*TRECHO DO TEXTO*.
"""
A titulo de curiosidade, cada MW/hora gerado a partir do sol custa entre R$ 450 e R$ 500, dependendo
da tecnologia. A energia de hidrelétrica não passa de R$ 100. O preço da eólica e da energia térmica é da ordem de R$ 140 e a nuclear R$ 150. A energia térmica tem uma variação maior de preço, mas está na faixa da eólica.
Outro aspecto que tem impedido a energia fotovoltaica de crescer no Brasil é o pouco conhecimento que os profissionais do setor tem sobre a tecnologia. "Das instalações que temos hoje 90% foram realizadas nos últimos cinco anos e ainda é muito recente. Por isso que a academia e a indústria estão empenhadas em pressionar o governo para fomentar a energia fotovoltaica em nosso país", ressalta o professor.

Silício de grau solar
Ruther também chama a atenção para o fato de o país ser um dos grandes produtores de silício do mundo, mas apenas exporta o mineral, quando poderia agregar valor ao negócio, produzindo o Silício de Grau Solar (SiGS), utilizado nas placas fotovoltaicas.
"""
*REGISTROS DE DADOS*.
"""
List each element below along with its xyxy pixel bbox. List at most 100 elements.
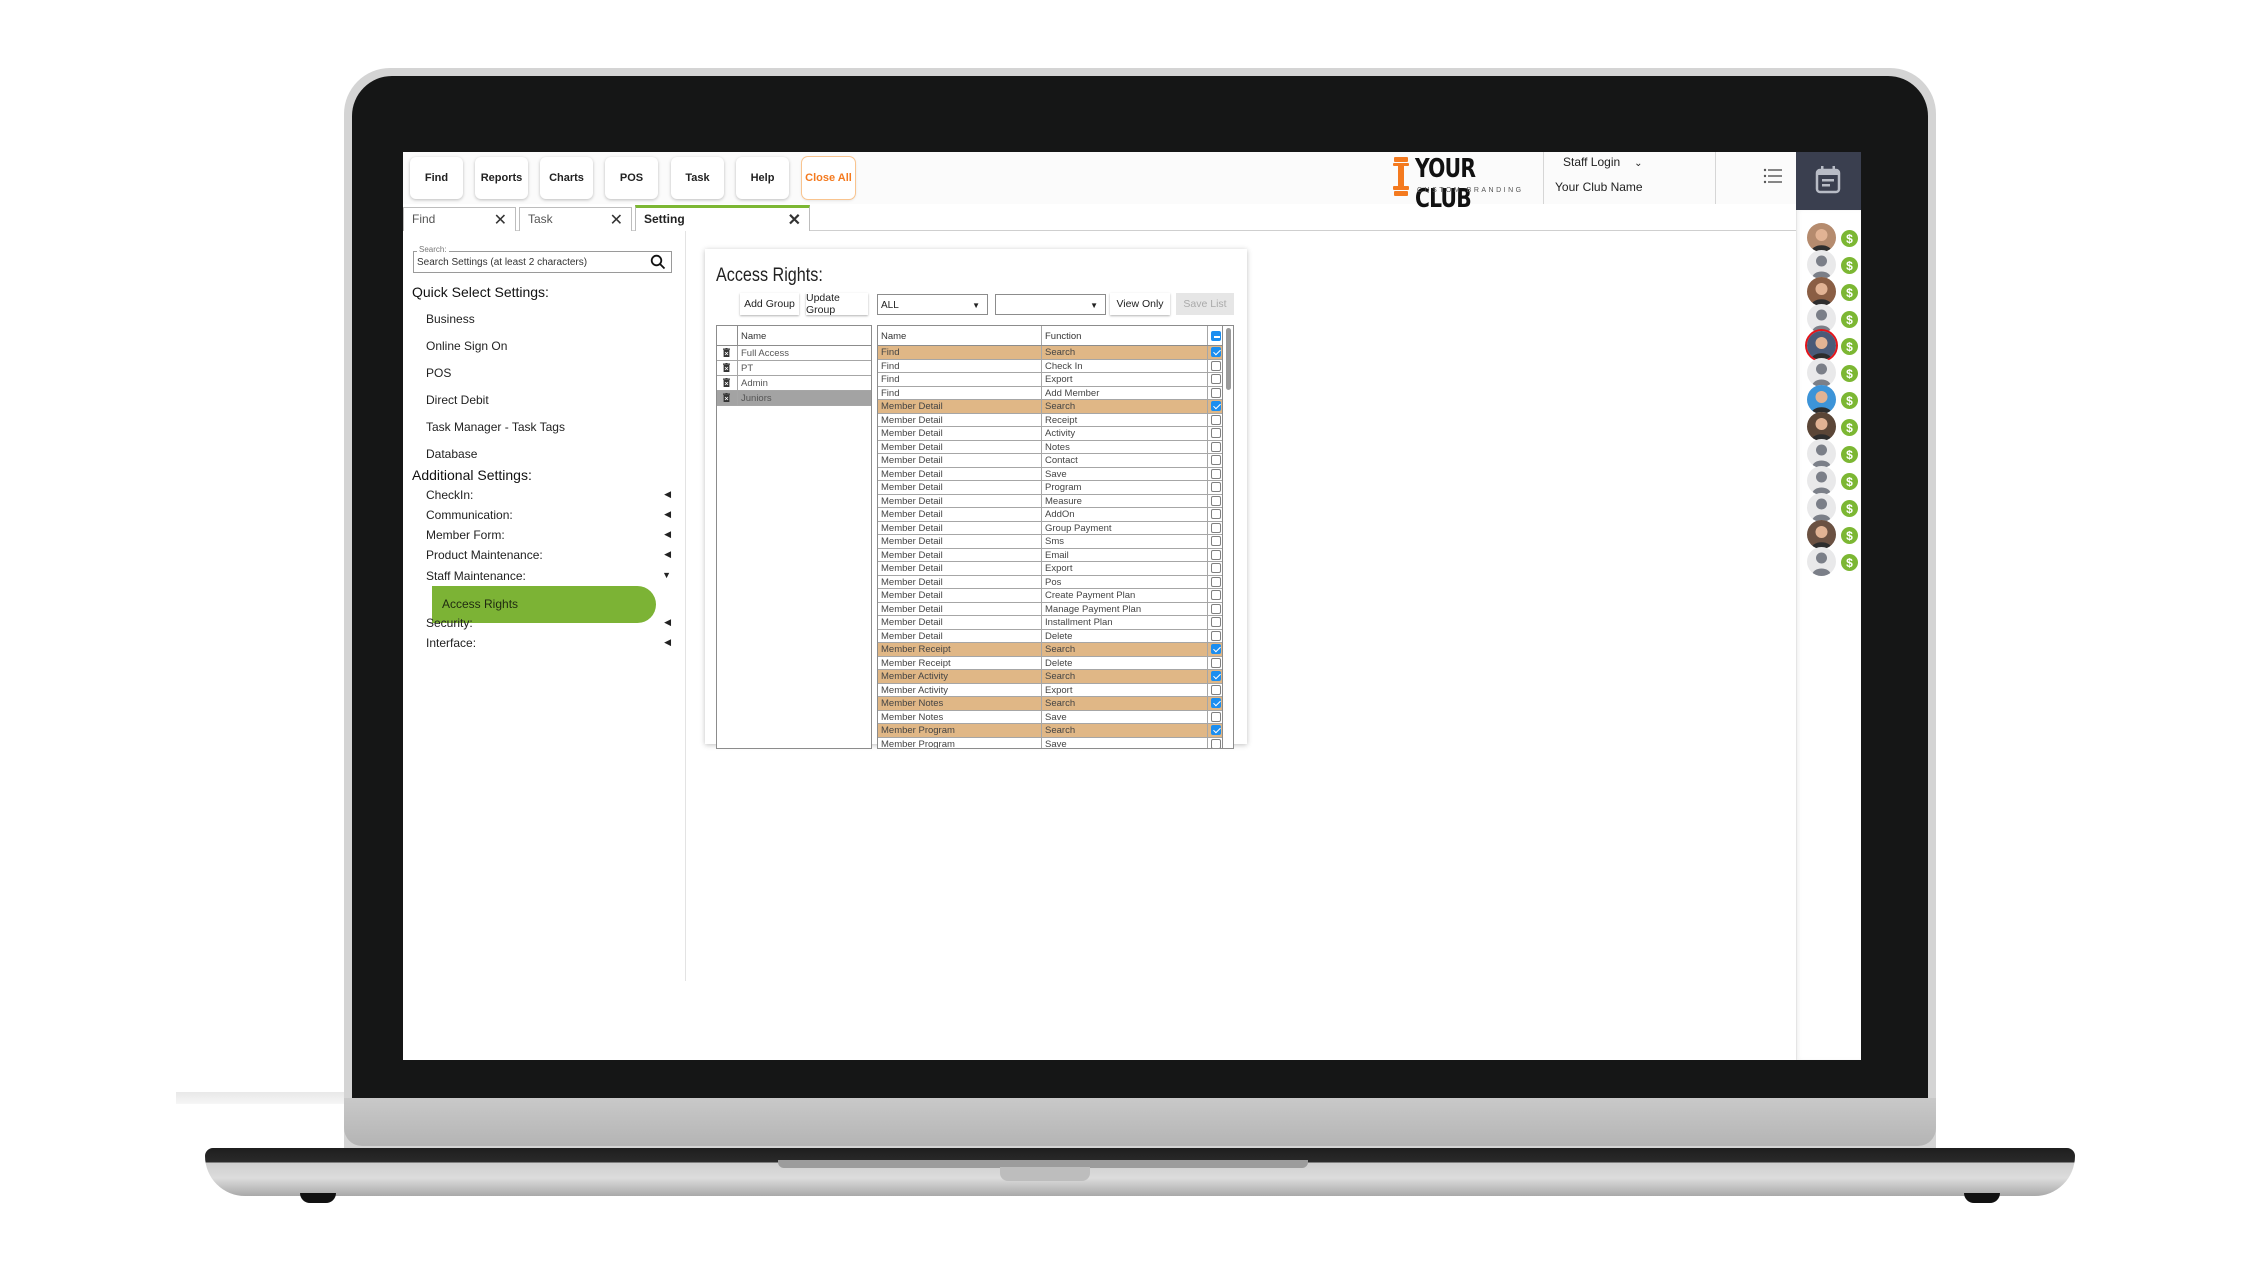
group-row[interactable]: Juniors [717, 391, 871, 406]
permission-checkbox[interactable] [1211, 482, 1221, 492]
member-rail-item[interactable]: $ [1807, 358, 1858, 388]
additional-item-product-maintenance[interactable]: Product Maintenance: ◀ [426, 548, 671, 562]
trash-icon[interactable] [723, 393, 730, 402]
avatar-placeholder-icon[interactable] [1807, 439, 1836, 468]
avatar[interactable] [1807, 385, 1836, 414]
view-only-button[interactable]: View Only [1110, 293, 1170, 315]
member-rail-item[interactable]: $ [1807, 520, 1858, 550]
select-all-checkbox[interactable] [1211, 331, 1221, 341]
permission-checkbox[interactable] [1211, 576, 1221, 587]
tab-find[interactable]: Find ✕ [403, 207, 516, 231]
permission-checkbox[interactable] [1211, 509, 1221, 519]
permission-checkbox[interactable] [1211, 455, 1221, 465]
staff-login-dropdown[interactable]: Staff Login ⌄ [1563, 155, 1643, 169]
settings-search-input[interactable] [417, 257, 642, 268]
additional-item-checkin[interactable]: CheckIn: ◀ [426, 488, 671, 502]
avatar-placeholder-icon[interactable] [1807, 466, 1836, 495]
dollar-badge-icon[interactable]: $ [1841, 500, 1858, 517]
permission-checkbox[interactable] [1211, 374, 1221, 384]
close-icon[interactable]: ✕ [788, 210, 801, 230]
permission-checkbox[interactable] [1211, 684, 1221, 695]
member-rail-item[interactable]: $ [1807, 412, 1858, 442]
secondary-filter-select[interactable]: ▼ [995, 294, 1106, 315]
permission-checkbox[interactable] [1211, 603, 1221, 614]
additional-item-staff-maintenance[interactable]: Staff Maintenance: ▼ [426, 569, 671, 583]
avatar[interactable] [1807, 412, 1836, 441]
calendar-button[interactable] [1796, 152, 1861, 210]
close-icon[interactable]: ✕ [494, 210, 507, 230]
add-group-button[interactable]: Add Group [740, 293, 799, 315]
member-rail-item[interactable]: $ [1807, 331, 1858, 361]
permission-checkbox[interactable] [1211, 428, 1221, 438]
help-button[interactable]: Help [736, 157, 789, 199]
close-icon[interactable]: ✕ [610, 210, 623, 230]
permission-checkbox[interactable] [1211, 347, 1221, 357]
trash-icon[interactable] [723, 363, 730, 372]
avatar-placeholder-icon[interactable] [1807, 547, 1836, 576]
dollar-badge-icon[interactable]: $ [1841, 473, 1858, 490]
quick-item-business[interactable]: Business [426, 312, 671, 326]
trash-icon[interactable] [723, 348, 730, 357]
permission-checkbox[interactable] [1211, 725, 1221, 735]
additional-item-member-form[interactable]: Member Form: ◀ [426, 528, 671, 542]
member-rail-item[interactable]: $ [1807, 223, 1858, 253]
module-filter-select[interactable]: ALL ▼ [877, 294, 988, 315]
pos-button[interactable]: POS [605, 157, 658, 199]
search-icon[interactable] [650, 254, 666, 270]
member-rail-item[interactable]: $ [1807, 547, 1858, 577]
permission-checkbox[interactable] [1211, 522, 1221, 533]
quick-item-task-tags[interactable]: Task Manager - Task Tags [426, 420, 671, 434]
close-all-button[interactable]: Close All [802, 157, 855, 199]
member-rail-item[interactable]: $ [1807, 439, 1858, 469]
dollar-badge-icon[interactable]: $ [1841, 338, 1858, 355]
dollar-badge-icon[interactable]: $ [1841, 446, 1858, 463]
permission-checkbox[interactable] [1211, 468, 1221, 479]
member-rail-item[interactable]: $ [1807, 277, 1858, 307]
permission-checkbox[interactable] [1211, 698, 1221, 708]
task-button[interactable]: Task [671, 157, 724, 199]
permission-checkbox[interactable] [1211, 495, 1221, 506]
trash-icon[interactable] [723, 378, 730, 387]
scrollbar[interactable] [1222, 326, 1233, 748]
group-row[interactable]: Admin [717, 376, 871, 391]
permission-checkbox[interactable] [1211, 590, 1221, 600]
quick-item-direct-debit[interactable]: Direct Debit [426, 393, 671, 407]
dollar-badge-icon[interactable]: $ [1841, 554, 1858, 571]
permission-checkbox[interactable] [1211, 617, 1221, 627]
avatar[interactable] [1807, 223, 1836, 252]
additional-item-interface[interactable]: Interface: ◀ [426, 636, 671, 650]
dollar-badge-icon[interactable]: $ [1841, 257, 1858, 274]
avatar-placeholder-icon[interactable] [1807, 250, 1836, 279]
group-row[interactable]: Full Access [717, 346, 871, 361]
avatar-placeholder-icon[interactable] [1807, 493, 1836, 522]
additional-item-communication[interactable]: Communication: ◀ [426, 508, 671, 522]
permission-checkbox[interactable] [1211, 549, 1221, 560]
additional-item-security[interactable]: Security: ◀ [426, 616, 671, 630]
permission-checkbox[interactable] [1211, 441, 1221, 452]
avatar[interactable] [1807, 520, 1836, 549]
avatar[interactable] [1807, 277, 1836, 306]
dollar-badge-icon[interactable]: $ [1841, 527, 1858, 544]
member-rail-item[interactable]: $ [1807, 466, 1858, 496]
permission-checkbox[interactable] [1211, 414, 1221, 425]
quick-item-database[interactable]: Database [426, 447, 671, 461]
permission-checkbox[interactable] [1211, 671, 1221, 681]
save-list-button[interactable]: Save List [1176, 293, 1234, 315]
permission-checkbox[interactable] [1211, 644, 1221, 654]
permission-checkbox[interactable] [1211, 401, 1221, 411]
update-group-button[interactable]: Update Group [806, 292, 868, 316]
dollar-badge-icon[interactable]: $ [1841, 392, 1858, 409]
tab-task[interactable]: Task ✕ [519, 207, 632, 231]
permission-checkbox[interactable] [1211, 563, 1221, 573]
member-rail-item[interactable]: $ [1807, 493, 1858, 523]
permission-checkbox[interactable] [1211, 711, 1221, 722]
charts-button[interactable]: Charts [540, 157, 593, 199]
dollar-badge-icon[interactable]: $ [1841, 419, 1858, 436]
permission-checkbox[interactable] [1211, 387, 1221, 398]
find-button[interactable]: Find [410, 157, 463, 199]
permission-checkbox[interactable] [1211, 630, 1221, 641]
tab-setting[interactable]: Setting ✕ [635, 205, 810, 231]
scrollbar-thumb[interactable] [1226, 328, 1231, 390]
member-rail-item[interactable]: $ [1807, 385, 1858, 415]
dollar-badge-icon[interactable]: $ [1841, 284, 1858, 301]
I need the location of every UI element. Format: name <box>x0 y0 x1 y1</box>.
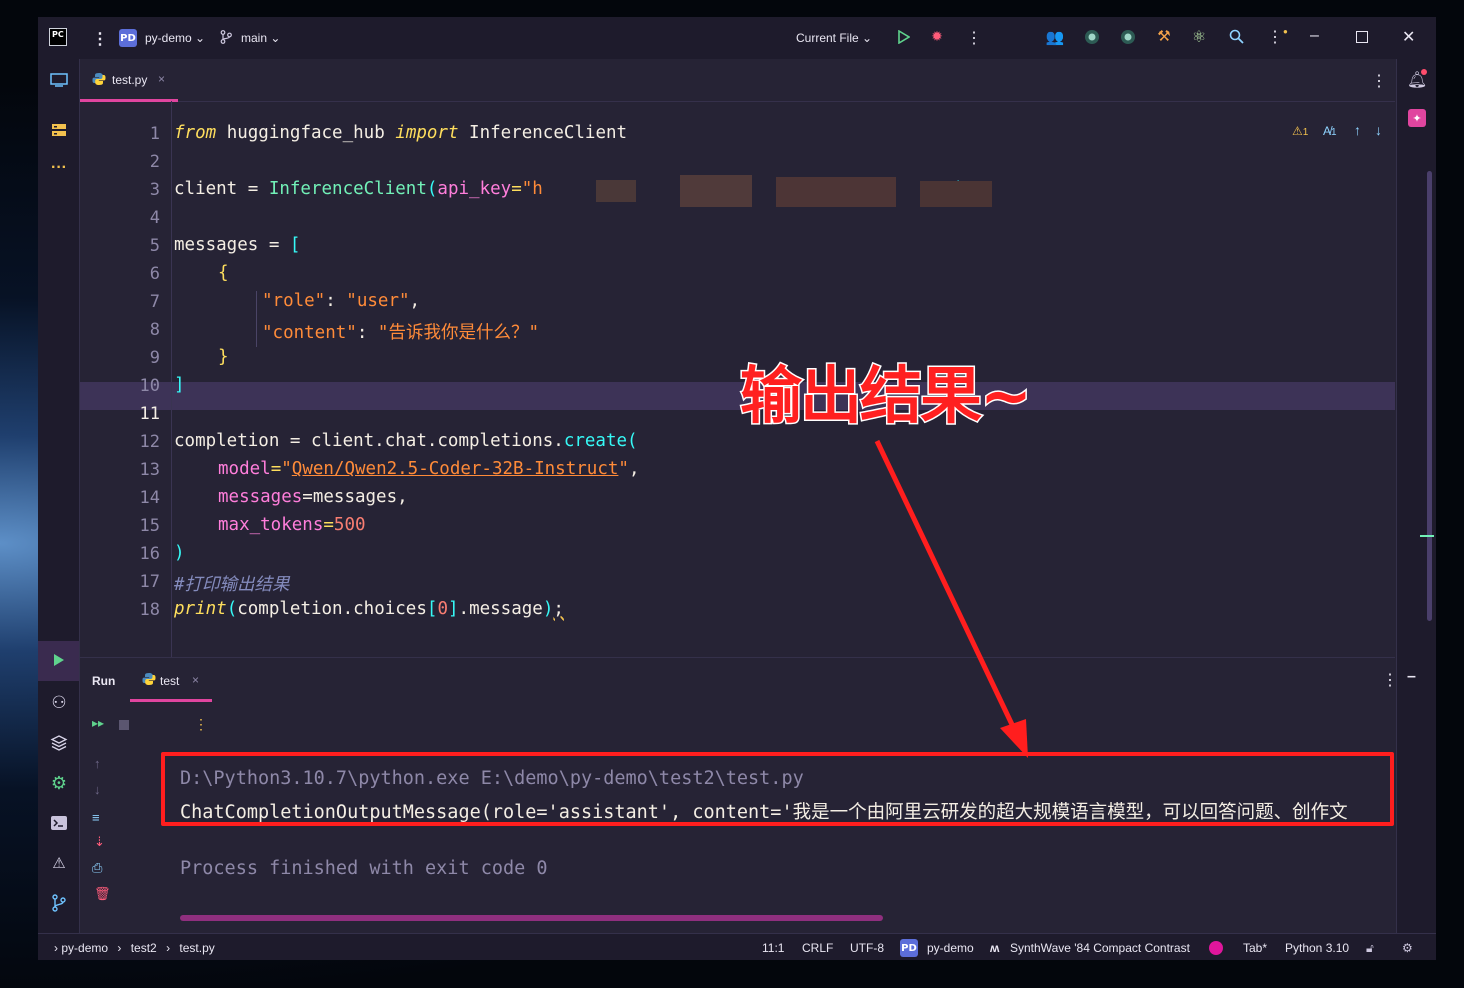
annotation-highlight-box <box>161 752 1394 826</box>
annotation-arrow <box>874 439 1028 758</box>
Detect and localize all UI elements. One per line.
"""
*OBJETIVO*.
No trecho do texto sobre energia fotovoltaica, quanto custa cada MW/hora gerado a partir do sol?

*RESPOSTA DA TAREFA*.
Entre R$ 450 e R$ 500, dependendo da tecnologia.